**Exercise brief**
Write out the listing beneath this instruction in its entirety, exactly as it reads.

[Dataset items]
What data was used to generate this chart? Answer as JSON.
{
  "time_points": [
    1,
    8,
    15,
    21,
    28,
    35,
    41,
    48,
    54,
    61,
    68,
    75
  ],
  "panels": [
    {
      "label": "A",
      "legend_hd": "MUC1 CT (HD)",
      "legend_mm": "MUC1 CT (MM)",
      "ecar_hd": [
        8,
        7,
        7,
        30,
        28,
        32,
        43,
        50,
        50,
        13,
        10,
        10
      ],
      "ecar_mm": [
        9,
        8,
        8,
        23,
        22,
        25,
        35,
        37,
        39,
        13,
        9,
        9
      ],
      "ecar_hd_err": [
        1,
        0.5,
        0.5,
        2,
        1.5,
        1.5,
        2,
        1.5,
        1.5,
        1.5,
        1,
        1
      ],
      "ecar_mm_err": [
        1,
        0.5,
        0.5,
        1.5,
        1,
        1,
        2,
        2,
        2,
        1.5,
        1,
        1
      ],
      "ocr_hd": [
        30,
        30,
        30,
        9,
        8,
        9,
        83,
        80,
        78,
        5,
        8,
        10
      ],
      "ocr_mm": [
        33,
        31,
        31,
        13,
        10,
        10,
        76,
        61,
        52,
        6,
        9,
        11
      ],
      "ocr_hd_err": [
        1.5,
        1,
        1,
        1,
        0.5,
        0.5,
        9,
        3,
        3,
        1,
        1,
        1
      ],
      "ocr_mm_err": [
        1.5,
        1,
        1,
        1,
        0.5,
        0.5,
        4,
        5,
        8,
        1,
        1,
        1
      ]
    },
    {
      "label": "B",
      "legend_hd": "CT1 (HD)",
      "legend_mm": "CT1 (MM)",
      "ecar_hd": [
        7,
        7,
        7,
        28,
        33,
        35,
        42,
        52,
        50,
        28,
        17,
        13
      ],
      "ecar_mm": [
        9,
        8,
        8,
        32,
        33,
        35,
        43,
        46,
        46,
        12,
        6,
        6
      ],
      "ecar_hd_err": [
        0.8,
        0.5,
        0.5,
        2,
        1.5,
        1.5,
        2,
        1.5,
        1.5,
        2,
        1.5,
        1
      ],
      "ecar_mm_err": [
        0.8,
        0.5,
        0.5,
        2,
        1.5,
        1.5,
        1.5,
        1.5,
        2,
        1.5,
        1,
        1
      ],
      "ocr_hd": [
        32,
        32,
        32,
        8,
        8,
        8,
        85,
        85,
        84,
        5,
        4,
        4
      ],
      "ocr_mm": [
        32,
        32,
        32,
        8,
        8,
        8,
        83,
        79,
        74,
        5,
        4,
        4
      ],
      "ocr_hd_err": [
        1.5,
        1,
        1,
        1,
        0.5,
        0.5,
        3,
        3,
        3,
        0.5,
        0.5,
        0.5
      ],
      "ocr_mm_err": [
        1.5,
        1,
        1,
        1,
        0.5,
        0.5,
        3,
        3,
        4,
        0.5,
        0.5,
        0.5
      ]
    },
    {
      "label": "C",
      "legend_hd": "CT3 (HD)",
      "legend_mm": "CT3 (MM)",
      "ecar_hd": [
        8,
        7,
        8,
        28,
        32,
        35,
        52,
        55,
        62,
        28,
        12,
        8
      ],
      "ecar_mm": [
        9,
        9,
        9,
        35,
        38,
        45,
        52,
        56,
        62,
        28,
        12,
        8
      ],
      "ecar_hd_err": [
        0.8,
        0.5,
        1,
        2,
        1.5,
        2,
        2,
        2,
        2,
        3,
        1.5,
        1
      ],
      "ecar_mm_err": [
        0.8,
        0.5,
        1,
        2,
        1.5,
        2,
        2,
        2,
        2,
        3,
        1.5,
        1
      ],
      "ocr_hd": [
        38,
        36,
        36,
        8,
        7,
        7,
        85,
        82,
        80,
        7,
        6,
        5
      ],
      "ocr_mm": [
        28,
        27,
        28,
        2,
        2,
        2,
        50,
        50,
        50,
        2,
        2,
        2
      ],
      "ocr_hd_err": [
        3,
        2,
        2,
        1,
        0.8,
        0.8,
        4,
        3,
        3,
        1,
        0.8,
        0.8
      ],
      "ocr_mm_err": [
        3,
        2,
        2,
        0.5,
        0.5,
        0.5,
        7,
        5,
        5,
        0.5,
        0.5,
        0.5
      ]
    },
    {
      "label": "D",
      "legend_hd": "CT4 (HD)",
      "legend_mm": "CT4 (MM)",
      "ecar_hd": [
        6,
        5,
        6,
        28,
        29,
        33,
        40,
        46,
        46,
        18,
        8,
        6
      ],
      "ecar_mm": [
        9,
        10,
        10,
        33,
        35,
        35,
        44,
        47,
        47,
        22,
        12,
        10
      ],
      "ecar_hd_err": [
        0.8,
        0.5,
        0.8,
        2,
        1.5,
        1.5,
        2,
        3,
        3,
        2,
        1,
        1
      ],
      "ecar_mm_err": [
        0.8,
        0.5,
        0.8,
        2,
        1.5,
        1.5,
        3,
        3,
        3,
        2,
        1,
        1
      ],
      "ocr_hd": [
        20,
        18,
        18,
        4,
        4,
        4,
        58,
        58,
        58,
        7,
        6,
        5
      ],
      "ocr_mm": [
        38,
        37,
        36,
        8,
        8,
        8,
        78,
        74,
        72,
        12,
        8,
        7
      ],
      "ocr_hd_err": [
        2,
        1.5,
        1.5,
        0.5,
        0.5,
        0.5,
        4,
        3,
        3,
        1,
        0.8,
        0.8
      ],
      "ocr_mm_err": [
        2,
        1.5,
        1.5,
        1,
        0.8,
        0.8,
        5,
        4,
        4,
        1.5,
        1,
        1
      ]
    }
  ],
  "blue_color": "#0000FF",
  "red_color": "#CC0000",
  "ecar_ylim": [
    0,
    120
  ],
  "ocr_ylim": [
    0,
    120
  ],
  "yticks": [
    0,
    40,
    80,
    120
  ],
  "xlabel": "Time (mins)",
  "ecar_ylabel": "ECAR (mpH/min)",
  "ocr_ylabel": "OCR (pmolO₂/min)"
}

**Solution to this task**
What data was used to generate this chart? Answer as JSON.
{
  "time_points": [
    1,
    8,
    15,
    21,
    28,
    35,
    41,
    48,
    54,
    61,
    68,
    75
  ],
  "panels": [
    {
      "label": "A",
      "legend_hd": "MUC1 CT (HD)",
      "legend_mm": "MUC1 CT (MM)",
      "ecar_hd": [
        8,
        7,
        7,
        30,
        28,
        32,
        43,
        50,
        50,
        13,
        10,
        10
      ],
      "ecar_mm": [
        9,
        8,
        8,
        23,
        22,
        25,
        35,
        37,
        39,
        13,
        9,
        9
      ],
      "ecar_hd_err": [
        1,
        0.5,
        0.5,
        2,
        1.5,
        1.5,
        2,
        1.5,
        1.5,
        1.5,
        1,
        1
      ],
      "ecar_mm_err": [
        1,
        0.5,
        0.5,
        1.5,
        1,
        1,
        2,
        2,
        2,
        1.5,
        1,
        1
      ],
      "ocr_hd": [
        30,
        30,
        30,
        9,
        8,
        9,
        83,
        80,
        78,
        5,
        8,
        10
      ],
      "ocr_mm": [
        33,
        31,
        31,
        13,
        10,
        10,
        76,
        61,
        52,
        6,
        9,
        11
      ],
      "ocr_hd_err": [
        1.5,
        1,
        1,
        1,
        0.5,
        0.5,
        9,
        3,
        3,
        1,
        1,
        1
      ],
      "ocr_mm_err": [
        1.5,
        1,
        1,
        1,
        0.5,
        0.5,
        4,
        5,
        8,
        1,
        1,
        1
      ]
    },
    {
      "label": "B",
      "legend_hd": "CT1 (HD)",
      "legend_mm": "CT1 (MM)",
      "ecar_hd": [
        7,
        7,
        7,
        28,
        33,
        35,
        42,
        52,
        50,
        28,
        17,
        13
      ],
      "ecar_mm": [
        9,
        8,
        8,
        32,
        33,
        35,
        43,
        46,
        46,
        12,
        6,
        6
      ],
      "ecar_hd_err": [
        0.8,
        0.5,
        0.5,
        2,
        1.5,
        1.5,
        2,
        1.5,
        1.5,
        2,
        1.5,
        1
      ],
      "ecar_mm_err": [
        0.8,
        0.5,
        0.5,
        2,
        1.5,
        1.5,
        1.5,
        1.5,
        2,
        1.5,
        1,
        1
      ],
      "ocr_hd": [
        32,
        32,
        32,
        8,
        8,
        8,
        85,
        85,
        84,
        5,
        4,
        4
      ],
      "ocr_mm": [
        32,
        32,
        32,
        8,
        8,
        8,
        83,
        79,
        74,
        5,
        4,
        4
      ],
      "ocr_hd_err": [
        1.5,
        1,
        1,
        1,
        0.5,
        0.5,
        3,
        3,
        3,
        0.5,
        0.5,
        0.5
      ],
      "ocr_mm_err": [
        1.5,
        1,
        1,
        1,
        0.5,
        0.5,
        3,
        3,
        4,
        0.5,
        0.5,
        0.5
      ]
    },
    {
      "label": "C",
      "legend_hd": "CT3 (HD)",
      "legend_mm": "CT3 (MM)",
      "ecar_hd": [
        8,
        7,
        8,
        28,
        32,
        35,
        52,
        55,
        62,
        28,
        12,
        8
      ],
      "ecar_mm": [
        9,
        9,
        9,
        35,
        38,
        45,
        52,
        56,
        62,
        28,
        12,
        8
      ],
      "ecar_hd_err": [
        0.8,
        0.5,
        1,
        2,
        1.5,
        2,
        2,
        2,
        2,
        3,
        1.5,
        1
      ],
      "ecar_mm_err": [
        0.8,
        0.5,
        1,
        2,
        1.5,
        2,
        2,
        2,
        2,
        3,
        1.5,
        1
      ],
      "ocr_hd": [
        38,
        36,
        36,
        8,
        7,
        7,
        85,
        82,
        80,
        7,
        6,
        5
      ],
      "ocr_mm": [
        28,
        27,
        28,
        2,
        2,
        2,
        50,
        50,
        50,
        2,
        2,
        2
      ],
      "ocr_hd_err": [
        3,
        2,
        2,
        1,
        0.8,
        0.8,
        4,
        3,
        3,
        1,
        0.8,
        0.8
      ],
      "ocr_mm_err": [
        3,
        2,
        2,
        0.5,
        0.5,
        0.5,
        7,
        5,
        5,
        0.5,
        0.5,
        0.5
      ]
    },
    {
      "label": "D",
      "legend_hd": "CT4 (HD)",
      "legend_mm": "CT4 (MM)",
      "ecar_hd": [
        6,
        5,
        6,
        28,
        29,
        33,
        40,
        46,
        46,
        18,
        8,
        6
      ],
      "ecar_mm": [
        9,
        10,
        10,
        33,
        35,
        35,
        44,
        47,
        47,
        22,
        12,
        10
      ],
      "ecar_hd_err": [
        0.8,
        0.5,
        0.8,
        2,
        1.5,
        1.5,
        2,
        3,
        3,
        2,
        1,
        1
      ],
      "ecar_mm_err": [
        0.8,
        0.5,
        0.8,
        2,
        1.5,
        1.5,
        3,
        3,
        3,
        2,
        1,
        1
      ],
      "ocr_hd": [
        20,
        18,
        18,
        4,
        4,
        4,
        58,
        58,
        58,
        7,
        6,
        5
      ],
      "ocr_mm": [
        38,
        37,
        36,
        8,
        8,
        8,
        78,
        74,
        72,
        12,
        8,
        7
      ],
      "ocr_hd_err": [
        2,
        1.5,
        1.5,
        0.5,
        0.5,
        0.5,
        4,
        3,
        3,
        1,
        0.8,
        0.8
      ],
      "ocr_mm_err": [
        2,
        1.5,
        1.5,
        1,
        0.8,
        0.8,
        5,
        4,
        4,
        1.5,
        1,
        1
      ]
    }
  ],
  "blue_color": "#0000FF",
  "red_color": "#CC0000",
  "ecar_ylim": [
    0,
    120
  ],
  "ocr_ylim": [
    0,
    120
  ],
  "yticks": [
    0,
    40,
    80,
    120
  ],
  "xlabel": "Time (mins)",
  "ecar_ylabel": "ECAR (mpH/min)",
  "ocr_ylabel": "OCR (pmolO₂/min)"
}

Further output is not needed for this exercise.